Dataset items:
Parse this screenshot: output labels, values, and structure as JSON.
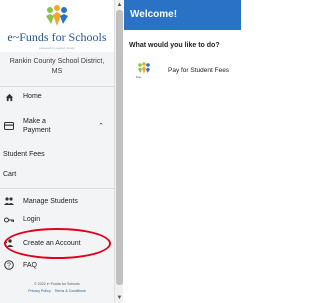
{
  "brand": {
    "logo_text": "e~Funds for Schools",
    "tagline": "powered by paypal / lovely",
    "colors": {
      "primary": "#2a72c5",
      "highlight": "#e0001b",
      "logo_blue": "#25578e"
    }
  },
  "sidebar": {
    "district": "Rankin County School District, MS",
    "items": [
      {
        "label": "Home",
        "icon": "home-icon"
      },
      {
        "label": "Make a Payment",
        "icon": "payment-card-icon",
        "expanded": true
      },
      {
        "label": "Student Fees"
      },
      {
        "label": "Cart"
      },
      {
        "label": "Manage Students",
        "icon": "people-icon"
      },
      {
        "label": "Login",
        "icon": "key-icon"
      },
      {
        "label": "Create an Account",
        "icon": "add-person-icon"
      },
      {
        "label": "FAQ",
        "icon": "help-circle-icon"
      }
    ],
    "footer": {
      "copyright": "© 2022 e~Funds for Schools",
      "privacy": "Privacy Policy",
      "terms": "Terms & Conditions"
    }
  },
  "main": {
    "header": "Welcome!",
    "question": "What would you like to do?",
    "options": [
      {
        "label": "Pay for Student Fees",
        "caption": "Fees"
      }
    ]
  }
}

* Task directions *
Show every line from the entries above in which "Fees" appears.

* Worked answer *
        "label": "Student Fees"
        "label": "Pay for Student Fees",
        "caption": "Fees"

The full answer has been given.